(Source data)
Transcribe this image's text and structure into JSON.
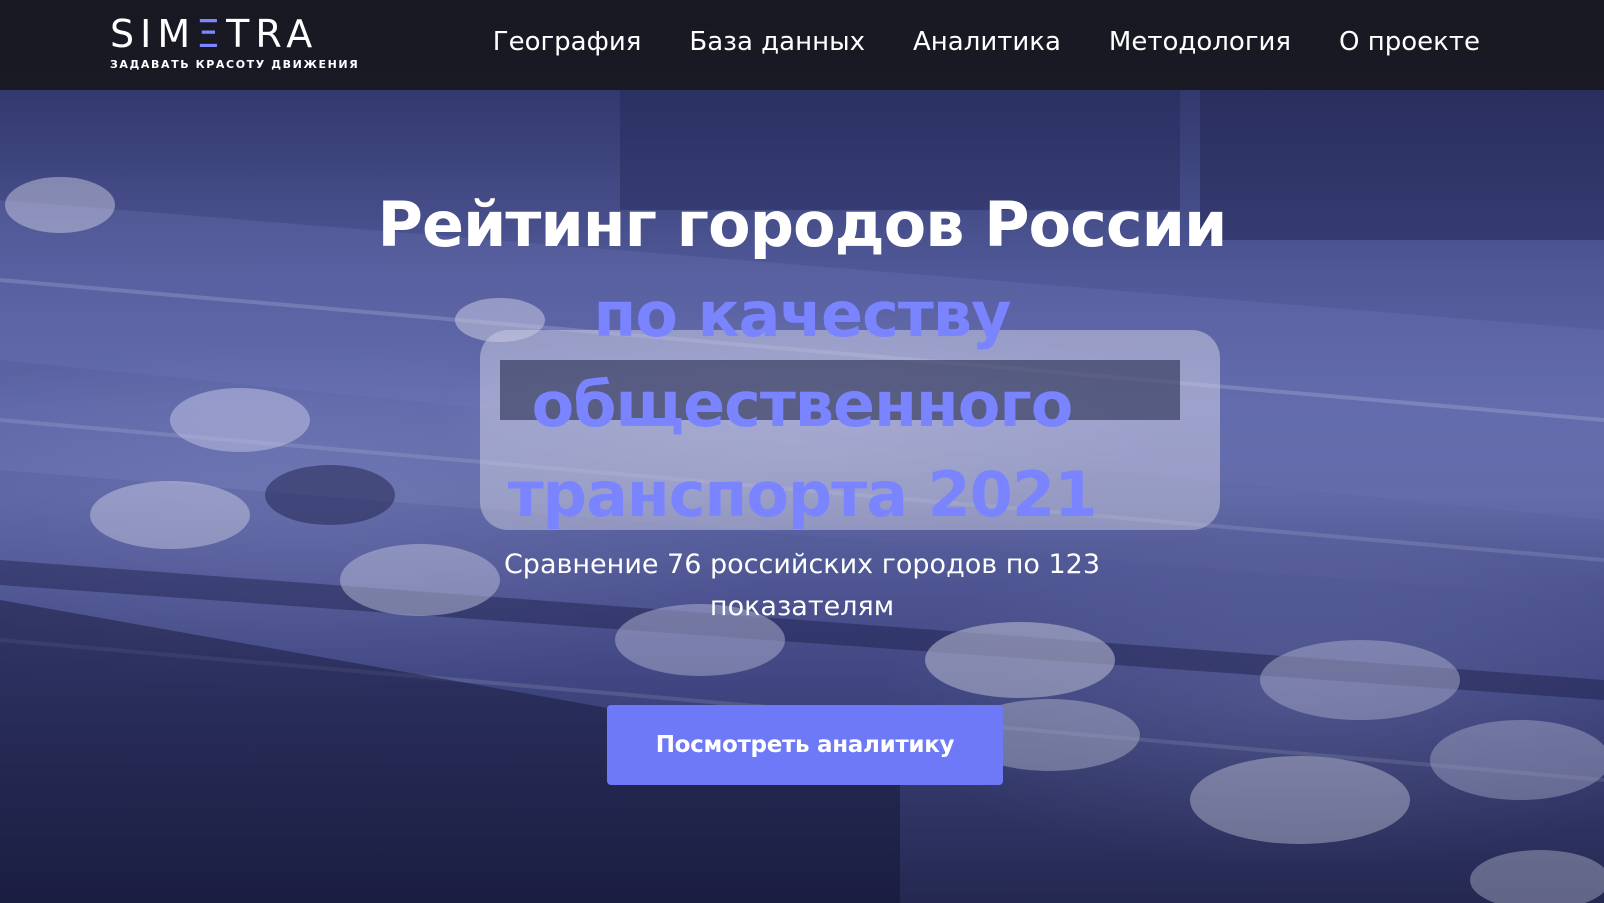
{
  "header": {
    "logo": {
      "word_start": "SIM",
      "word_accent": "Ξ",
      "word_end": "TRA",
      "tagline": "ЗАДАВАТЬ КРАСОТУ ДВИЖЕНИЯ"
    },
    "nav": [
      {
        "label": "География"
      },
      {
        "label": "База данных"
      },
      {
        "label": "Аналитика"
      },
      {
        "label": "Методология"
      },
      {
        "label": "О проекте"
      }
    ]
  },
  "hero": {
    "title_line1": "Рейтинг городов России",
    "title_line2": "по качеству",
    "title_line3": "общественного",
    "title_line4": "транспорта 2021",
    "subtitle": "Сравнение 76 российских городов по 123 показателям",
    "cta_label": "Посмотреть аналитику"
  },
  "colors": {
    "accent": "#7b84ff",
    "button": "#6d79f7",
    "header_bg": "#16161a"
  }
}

### Your task
Print the entries above exactly, taking out only the pictures.

### Exercise solution
Transcribe this image's text and structure into JSON.
{
  "header": {
    "logo": {
      "word_start": "SIM",
      "word_accent": "Ξ",
      "word_end": "TRA",
      "tagline": "ЗАДАВАТЬ КРАСОТУ ДВИЖЕНИЯ"
    },
    "nav": [
      {
        "label": "География"
      },
      {
        "label": "База данных"
      },
      {
        "label": "Аналитика"
      },
      {
        "label": "Методология"
      },
      {
        "label": "О проекте"
      }
    ]
  },
  "hero": {
    "title_line1": "Рейтинг городов России",
    "title_line2": "по качеству",
    "title_line3": "общественного",
    "title_line4": "транспорта 2021",
    "subtitle": "Сравнение 76 российских городов по 123 показателям",
    "cta_label": "Посмотреть аналитику"
  },
  "colors": {
    "accent": "#7b84ff",
    "button": "#6d79f7",
    "header_bg": "#16161a"
  }
}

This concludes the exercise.